Stored data entries:
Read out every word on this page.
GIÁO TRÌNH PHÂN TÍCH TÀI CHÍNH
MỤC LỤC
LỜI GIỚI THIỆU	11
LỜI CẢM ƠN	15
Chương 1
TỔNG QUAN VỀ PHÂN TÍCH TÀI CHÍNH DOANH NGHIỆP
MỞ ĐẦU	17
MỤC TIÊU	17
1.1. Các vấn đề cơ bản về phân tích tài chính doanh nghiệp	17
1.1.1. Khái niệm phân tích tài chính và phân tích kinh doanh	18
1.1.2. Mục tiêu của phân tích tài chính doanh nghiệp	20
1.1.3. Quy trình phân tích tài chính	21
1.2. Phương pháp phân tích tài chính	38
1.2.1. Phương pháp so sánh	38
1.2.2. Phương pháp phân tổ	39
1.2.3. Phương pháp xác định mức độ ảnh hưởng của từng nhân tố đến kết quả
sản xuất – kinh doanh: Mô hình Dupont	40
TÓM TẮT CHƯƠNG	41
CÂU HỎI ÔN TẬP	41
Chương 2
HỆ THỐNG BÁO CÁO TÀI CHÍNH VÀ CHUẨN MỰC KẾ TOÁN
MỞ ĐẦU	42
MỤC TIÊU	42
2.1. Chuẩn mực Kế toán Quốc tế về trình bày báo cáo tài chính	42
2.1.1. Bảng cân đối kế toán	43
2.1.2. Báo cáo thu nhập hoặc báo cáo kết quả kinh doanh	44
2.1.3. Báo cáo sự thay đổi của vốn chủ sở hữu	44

...

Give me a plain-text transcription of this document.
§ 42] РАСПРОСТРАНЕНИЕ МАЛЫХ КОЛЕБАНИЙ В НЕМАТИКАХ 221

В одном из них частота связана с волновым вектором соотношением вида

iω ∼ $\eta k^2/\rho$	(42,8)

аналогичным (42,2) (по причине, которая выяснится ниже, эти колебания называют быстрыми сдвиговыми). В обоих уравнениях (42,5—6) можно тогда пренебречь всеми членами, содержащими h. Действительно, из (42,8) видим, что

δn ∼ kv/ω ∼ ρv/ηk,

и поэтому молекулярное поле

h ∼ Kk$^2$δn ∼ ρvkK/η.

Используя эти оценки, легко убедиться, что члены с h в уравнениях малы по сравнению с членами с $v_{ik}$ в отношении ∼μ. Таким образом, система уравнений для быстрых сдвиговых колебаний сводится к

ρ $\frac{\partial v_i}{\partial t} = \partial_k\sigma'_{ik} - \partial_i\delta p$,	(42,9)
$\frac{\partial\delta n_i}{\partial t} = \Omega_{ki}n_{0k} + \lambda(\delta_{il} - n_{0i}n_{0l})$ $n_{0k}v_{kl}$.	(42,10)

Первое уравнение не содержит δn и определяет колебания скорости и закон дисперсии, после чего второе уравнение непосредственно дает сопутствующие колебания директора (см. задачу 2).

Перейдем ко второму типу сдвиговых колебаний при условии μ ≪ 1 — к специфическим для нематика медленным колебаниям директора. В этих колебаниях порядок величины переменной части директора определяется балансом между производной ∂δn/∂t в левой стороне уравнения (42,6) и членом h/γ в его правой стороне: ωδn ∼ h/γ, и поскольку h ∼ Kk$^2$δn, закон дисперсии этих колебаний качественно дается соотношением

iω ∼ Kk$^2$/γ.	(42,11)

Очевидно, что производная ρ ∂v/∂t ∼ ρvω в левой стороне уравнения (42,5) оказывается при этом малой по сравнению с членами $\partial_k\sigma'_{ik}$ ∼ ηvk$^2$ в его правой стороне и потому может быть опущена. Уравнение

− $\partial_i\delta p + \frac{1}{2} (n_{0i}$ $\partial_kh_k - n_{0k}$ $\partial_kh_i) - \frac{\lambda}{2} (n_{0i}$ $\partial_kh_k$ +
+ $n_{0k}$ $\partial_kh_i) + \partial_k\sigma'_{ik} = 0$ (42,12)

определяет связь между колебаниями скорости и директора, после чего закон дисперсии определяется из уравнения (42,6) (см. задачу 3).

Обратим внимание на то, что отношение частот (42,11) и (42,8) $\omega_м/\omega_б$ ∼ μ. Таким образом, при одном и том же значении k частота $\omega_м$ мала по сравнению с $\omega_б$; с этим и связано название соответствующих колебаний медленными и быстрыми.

## Brief
From the listing, copy every line where the string "соотношением" appears.

## Result of this task
В одном из них частота связана с волновым вектором соотношением вида
Перейдем ко второму типу сдвиговых колебаний при условии μ ≪ 1 — к специфическим для нематика медленным колебаниям директора. В этих колебаниях порядок величины переменной части директора определяется балансом между производной ∂δn/∂t в левой стороне уравнения (42,6) и членом h/γ в его правой стороне: ωδn ∼ h/γ, и поскольку h ∼ Kk$^2$δn, закон дисперсии этих колебаний качественно дается соотношением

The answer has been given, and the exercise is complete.